[Collection entries]
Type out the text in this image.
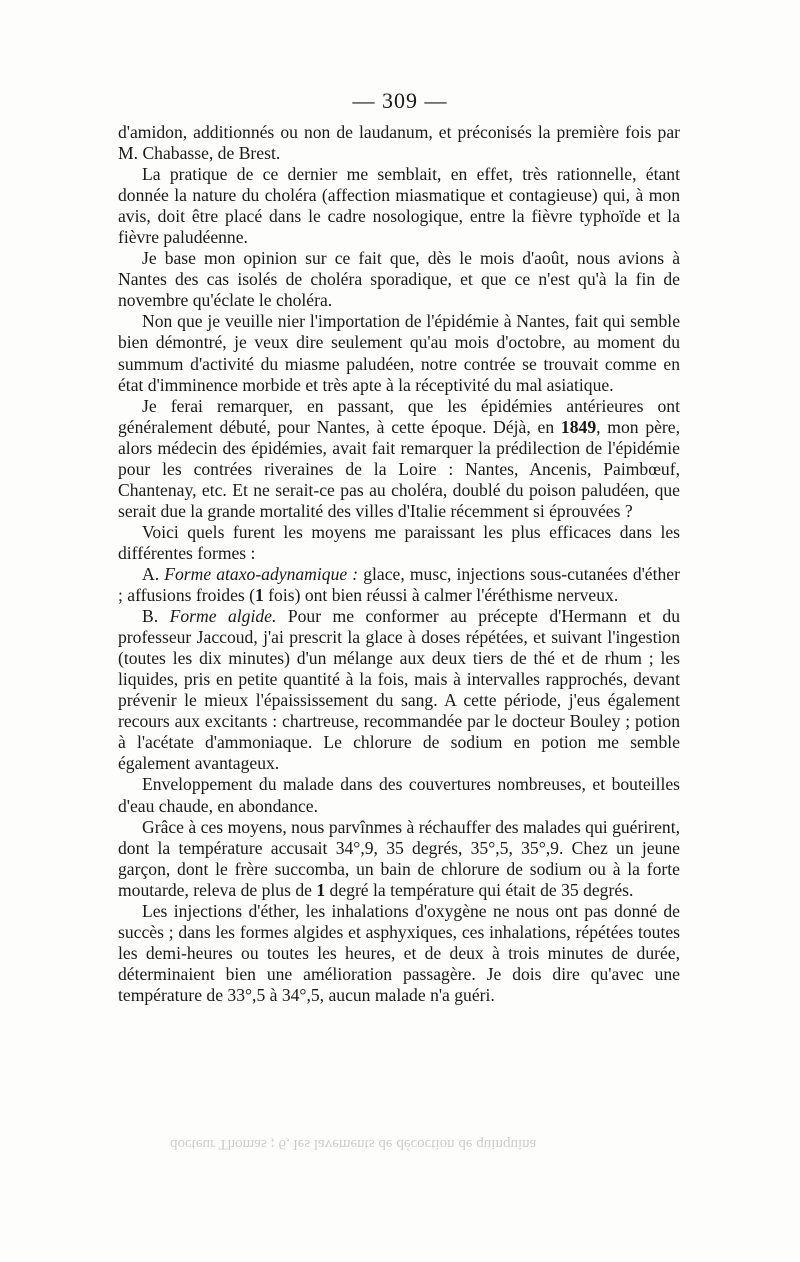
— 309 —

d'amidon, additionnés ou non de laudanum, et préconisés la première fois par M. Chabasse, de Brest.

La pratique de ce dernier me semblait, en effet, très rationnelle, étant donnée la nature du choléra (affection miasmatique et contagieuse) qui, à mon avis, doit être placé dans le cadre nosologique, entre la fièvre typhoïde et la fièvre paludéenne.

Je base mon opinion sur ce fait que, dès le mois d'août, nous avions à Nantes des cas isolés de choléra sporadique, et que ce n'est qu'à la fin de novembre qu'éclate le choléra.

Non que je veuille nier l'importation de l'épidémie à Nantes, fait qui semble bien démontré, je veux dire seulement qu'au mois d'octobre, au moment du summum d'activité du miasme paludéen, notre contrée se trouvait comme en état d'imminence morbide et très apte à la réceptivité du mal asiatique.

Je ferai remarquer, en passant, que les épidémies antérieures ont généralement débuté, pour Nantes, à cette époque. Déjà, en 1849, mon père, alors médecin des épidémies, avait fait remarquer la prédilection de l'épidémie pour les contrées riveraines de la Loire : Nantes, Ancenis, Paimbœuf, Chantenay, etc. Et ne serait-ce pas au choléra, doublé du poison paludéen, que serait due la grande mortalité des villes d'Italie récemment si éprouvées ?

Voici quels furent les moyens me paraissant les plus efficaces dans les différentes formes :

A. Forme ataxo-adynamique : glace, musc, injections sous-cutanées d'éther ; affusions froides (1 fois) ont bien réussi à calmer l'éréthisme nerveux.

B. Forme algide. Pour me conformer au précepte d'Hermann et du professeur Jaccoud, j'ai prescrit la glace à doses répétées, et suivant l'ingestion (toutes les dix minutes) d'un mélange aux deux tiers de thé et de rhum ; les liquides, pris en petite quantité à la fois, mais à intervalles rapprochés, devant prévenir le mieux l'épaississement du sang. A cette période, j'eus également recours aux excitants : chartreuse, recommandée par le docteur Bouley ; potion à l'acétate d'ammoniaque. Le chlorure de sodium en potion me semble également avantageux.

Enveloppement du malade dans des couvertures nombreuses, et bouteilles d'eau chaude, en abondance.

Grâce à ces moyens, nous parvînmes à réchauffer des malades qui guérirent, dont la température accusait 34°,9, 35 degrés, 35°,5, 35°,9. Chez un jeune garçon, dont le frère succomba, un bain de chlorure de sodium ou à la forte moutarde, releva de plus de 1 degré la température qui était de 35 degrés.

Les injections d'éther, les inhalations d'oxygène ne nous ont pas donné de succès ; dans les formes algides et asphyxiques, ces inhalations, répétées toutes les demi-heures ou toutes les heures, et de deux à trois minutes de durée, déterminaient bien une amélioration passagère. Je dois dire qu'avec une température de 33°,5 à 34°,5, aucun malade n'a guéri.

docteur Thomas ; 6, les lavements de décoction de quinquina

==

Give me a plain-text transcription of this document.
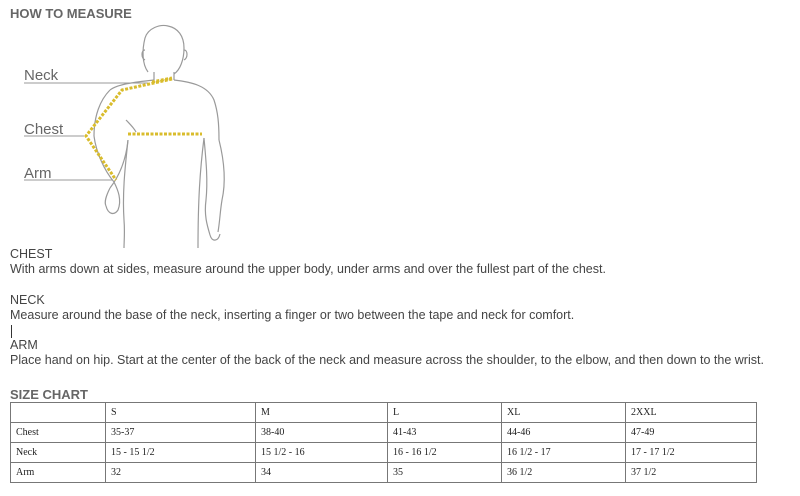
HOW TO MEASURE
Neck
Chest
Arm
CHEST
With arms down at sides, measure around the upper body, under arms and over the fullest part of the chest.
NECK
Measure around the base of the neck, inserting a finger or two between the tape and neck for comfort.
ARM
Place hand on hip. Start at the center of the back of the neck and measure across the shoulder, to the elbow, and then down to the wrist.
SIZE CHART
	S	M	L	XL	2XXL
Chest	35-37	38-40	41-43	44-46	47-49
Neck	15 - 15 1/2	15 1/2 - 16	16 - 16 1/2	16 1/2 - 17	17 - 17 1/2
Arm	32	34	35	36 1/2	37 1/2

◆ **Exercise objective**
Copy each line of the listing in which the word "choléra" can be found.

◆ **Final result**
La pratique de ce dernier me semblait, en effet, très rationnelle, étant donnée la nature du choléra (affection miasmatique et contagieuse) qui, à mon avis, doit être placé dans le cadre nosologique, entre la fièvre typhoïde et la fièvre paludéenne.
Je base mon opinion sur ce fait que, dès le mois d'août, nous avions à Nantes des cas isolés de choléra sporadique, et que ce n'est qu'à la fin de novembre qu'éclate le choléra.
Je ferai remarquer, en passant, que les épidémies antérieures ont généralement débuté, pour Nantes, à cette époque. Déjà, en 1849, mon père, alors médecin des épidémies, avait fait remarquer la prédilection de l'épidémie pour les contrées riveraines de la Loire : Nantes, Ancenis, Paimbœuf, Chantenay, etc. Et ne serait-ce pas au choléra, doublé du poison paludéen, que serait due la grande mortalité des villes d'Italie récemment si éprouvées ?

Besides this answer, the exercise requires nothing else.